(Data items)
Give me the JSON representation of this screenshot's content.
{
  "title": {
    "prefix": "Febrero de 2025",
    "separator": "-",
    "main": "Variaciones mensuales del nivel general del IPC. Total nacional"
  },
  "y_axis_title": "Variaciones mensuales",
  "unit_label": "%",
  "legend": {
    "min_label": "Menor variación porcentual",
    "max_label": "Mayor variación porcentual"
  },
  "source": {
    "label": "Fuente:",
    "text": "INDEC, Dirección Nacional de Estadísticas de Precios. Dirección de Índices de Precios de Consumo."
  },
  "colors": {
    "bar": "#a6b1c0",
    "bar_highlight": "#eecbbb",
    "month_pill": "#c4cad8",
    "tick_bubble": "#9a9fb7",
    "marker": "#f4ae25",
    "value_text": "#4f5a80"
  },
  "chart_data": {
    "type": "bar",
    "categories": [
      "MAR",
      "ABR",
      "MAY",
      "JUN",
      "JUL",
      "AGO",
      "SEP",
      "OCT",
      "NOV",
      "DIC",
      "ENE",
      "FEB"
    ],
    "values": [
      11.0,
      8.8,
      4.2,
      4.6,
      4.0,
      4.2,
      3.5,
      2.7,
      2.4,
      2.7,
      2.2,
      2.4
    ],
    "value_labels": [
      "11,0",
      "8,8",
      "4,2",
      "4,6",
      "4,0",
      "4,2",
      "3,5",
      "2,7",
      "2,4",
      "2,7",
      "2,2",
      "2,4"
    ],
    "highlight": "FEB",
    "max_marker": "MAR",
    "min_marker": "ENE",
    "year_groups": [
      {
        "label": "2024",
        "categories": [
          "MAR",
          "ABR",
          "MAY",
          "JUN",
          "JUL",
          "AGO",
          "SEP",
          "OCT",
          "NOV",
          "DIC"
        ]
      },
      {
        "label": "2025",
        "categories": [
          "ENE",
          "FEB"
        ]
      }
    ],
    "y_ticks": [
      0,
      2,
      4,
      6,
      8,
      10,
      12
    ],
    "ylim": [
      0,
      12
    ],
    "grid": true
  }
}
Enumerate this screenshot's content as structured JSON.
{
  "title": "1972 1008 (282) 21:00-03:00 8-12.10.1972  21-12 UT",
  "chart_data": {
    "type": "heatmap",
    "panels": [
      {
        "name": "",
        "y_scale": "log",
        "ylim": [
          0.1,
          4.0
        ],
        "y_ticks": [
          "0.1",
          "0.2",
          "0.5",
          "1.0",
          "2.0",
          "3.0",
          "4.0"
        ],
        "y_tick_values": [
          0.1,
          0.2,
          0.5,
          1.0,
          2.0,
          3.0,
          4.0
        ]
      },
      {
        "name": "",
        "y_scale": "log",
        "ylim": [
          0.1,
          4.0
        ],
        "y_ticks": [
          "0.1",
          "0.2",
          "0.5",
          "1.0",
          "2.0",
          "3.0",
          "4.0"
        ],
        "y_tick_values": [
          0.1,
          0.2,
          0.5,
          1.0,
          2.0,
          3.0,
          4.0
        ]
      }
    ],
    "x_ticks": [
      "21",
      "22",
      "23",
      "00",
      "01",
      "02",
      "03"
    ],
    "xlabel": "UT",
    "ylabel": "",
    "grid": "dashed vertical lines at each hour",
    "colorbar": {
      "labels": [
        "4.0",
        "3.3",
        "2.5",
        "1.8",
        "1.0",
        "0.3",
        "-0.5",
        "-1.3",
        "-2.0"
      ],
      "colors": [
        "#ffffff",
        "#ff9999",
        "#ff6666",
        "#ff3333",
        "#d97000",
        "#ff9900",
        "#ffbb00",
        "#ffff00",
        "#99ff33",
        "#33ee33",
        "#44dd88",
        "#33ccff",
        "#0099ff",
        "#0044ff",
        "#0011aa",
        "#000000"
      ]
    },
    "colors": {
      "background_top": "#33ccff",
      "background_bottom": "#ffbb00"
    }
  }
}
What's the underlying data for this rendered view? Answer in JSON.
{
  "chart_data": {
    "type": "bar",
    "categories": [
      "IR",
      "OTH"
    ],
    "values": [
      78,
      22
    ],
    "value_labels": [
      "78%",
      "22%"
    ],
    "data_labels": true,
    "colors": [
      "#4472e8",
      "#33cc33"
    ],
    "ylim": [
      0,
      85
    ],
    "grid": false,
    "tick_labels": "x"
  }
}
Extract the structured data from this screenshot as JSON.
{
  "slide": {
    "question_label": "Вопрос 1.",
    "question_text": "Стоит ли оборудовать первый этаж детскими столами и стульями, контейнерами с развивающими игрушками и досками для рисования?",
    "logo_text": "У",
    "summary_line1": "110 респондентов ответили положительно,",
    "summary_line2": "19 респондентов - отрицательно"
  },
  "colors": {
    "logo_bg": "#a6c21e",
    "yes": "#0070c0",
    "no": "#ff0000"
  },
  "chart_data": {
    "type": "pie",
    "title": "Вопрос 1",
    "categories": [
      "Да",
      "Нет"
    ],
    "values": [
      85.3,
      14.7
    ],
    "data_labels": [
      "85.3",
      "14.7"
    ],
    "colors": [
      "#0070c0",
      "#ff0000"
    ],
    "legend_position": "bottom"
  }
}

▶ **Objective**
Copy every line of the listing containing the string "JSON".

▶ **Result for this exercise**
Give me the JSON representation of this screenshot's content.
Enumerate this screenshot's content as structured JSON.
What's the underlying data for this rendered view? Answer in JSON.
Extract the structured data from this screenshot as JSON.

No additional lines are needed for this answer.